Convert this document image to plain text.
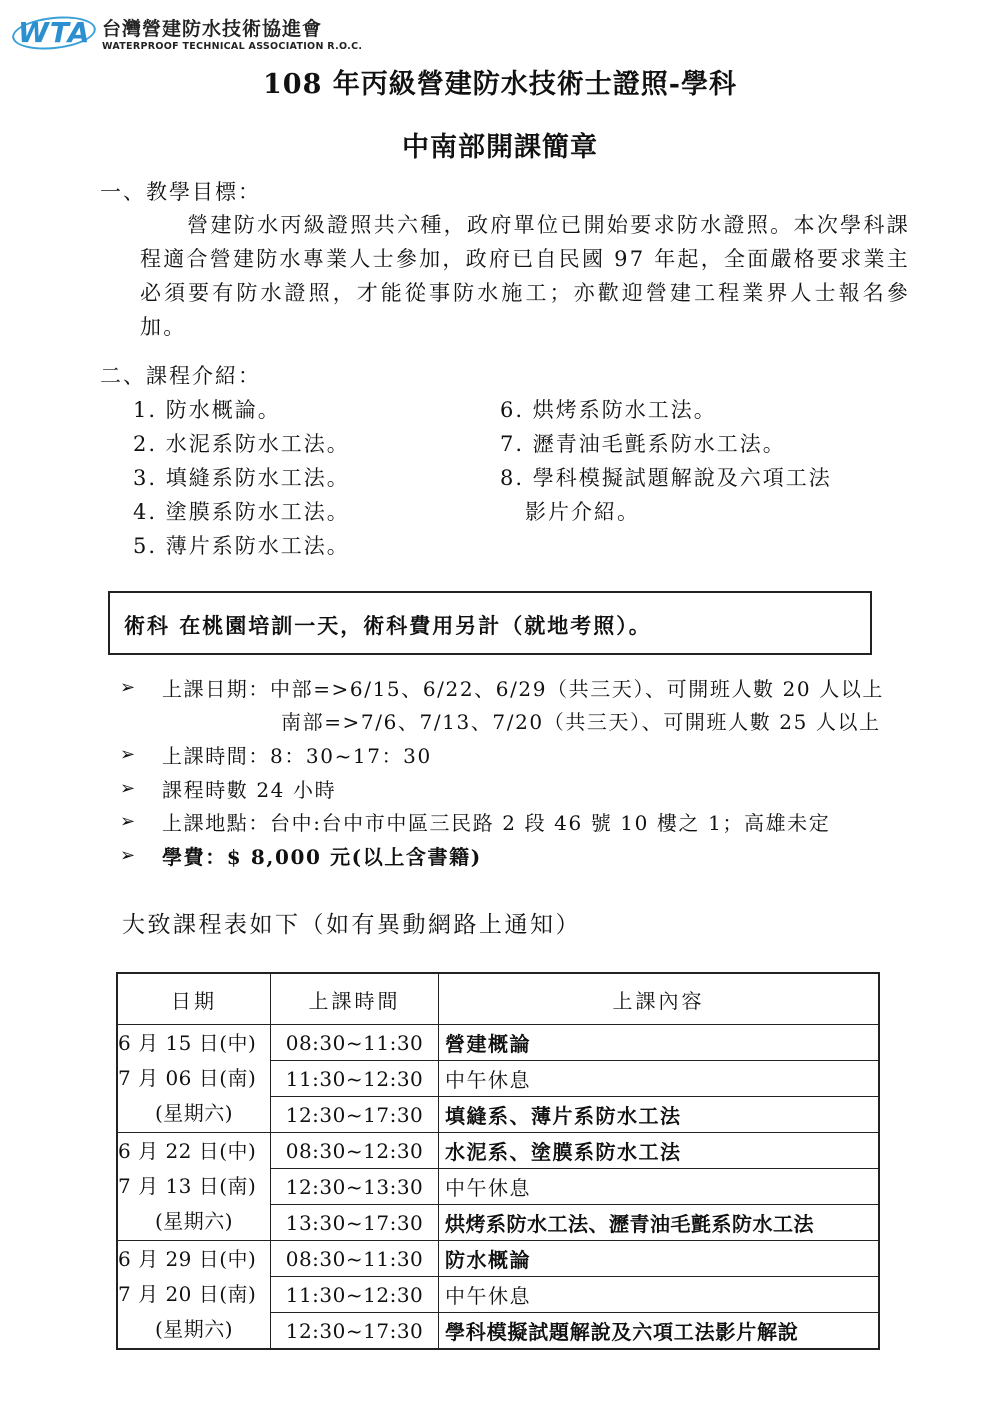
WTA 台灣營建防水技術協進會
WATERPROOF TECHNICAL ASSOCIATION R.O.C.
108 年丙級營建防水技術士證照-學科
中南部開課簡章
一、教學目標：
營建防水丙級證照共六種，政府單位已開始要求防水證照。本次學科課程適合營建防水專業人士參加，政府已自民國 97 年起，全面嚴格要求業主必須要有防水證照，才能從事防水施工；亦歡迎營建工程業界人士報名參加。
二、課程介紹：
1. 防水概論。
2. 水泥系防水工法。
3. 填縫系防水工法。
4. 塗膜系防水工法。
5. 薄片系防水工法。
6. 烘烤系防水工法。
7. 瀝青油毛氈系防水工法。
8. 學科模擬試題解說及六項工法
影片介紹。
術科 在桃園培訓一天，術科費用另計（就地考照）。
➢ 上課日期：中部=>6/15、6/22、6/29（共三天）、可開班人數 20 人以上
南部=>7/6、7/13、7/20（共三天）、可開班人數 25 人以上
➢ 上課時間：8：30~17：30
➢ 課程時數 24 小時
➢ 上課地點：台中:台中市中區三民路 2 段 46 號 10 樓之 1；高雄未定
➢ 學費：$ 8,000 元(以上含書籍)
大致課程表如下（如有異動網路上通知）
日期	上課時間	上課內容

6 月 15 日(中)
7 月 06 日(南)
(星期六)	08:30~11:30	營建概論
	11:30~12:30	中午休息
	12:30~17:30	填縫系、薄片系防水工法

6 月 22 日(中)
7 月 13 日(南)
(星期六)	08:30~12:30	水泥系、塗膜系防水工法
	12:30~13:30	中午休息
	13:30~17:30	烘烤系防水工法、瀝青油毛氈系防水工法

6 月 29 日(中)
7 月 20 日(南)
(星期六)	08:30~11:30	防水概論
	11:30~12:30	中午休息
	12:30~17:30	學科模擬試題解說及六項工法影片解說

• _Task goal_:
Identify and copy the lines holding the word "烘烤系防水工法".

• _Exercise answer_:
6. 烘烤系防水工法。
	13:30~17:30	烘烤系防水工法、瀝青油毛氈系防水工法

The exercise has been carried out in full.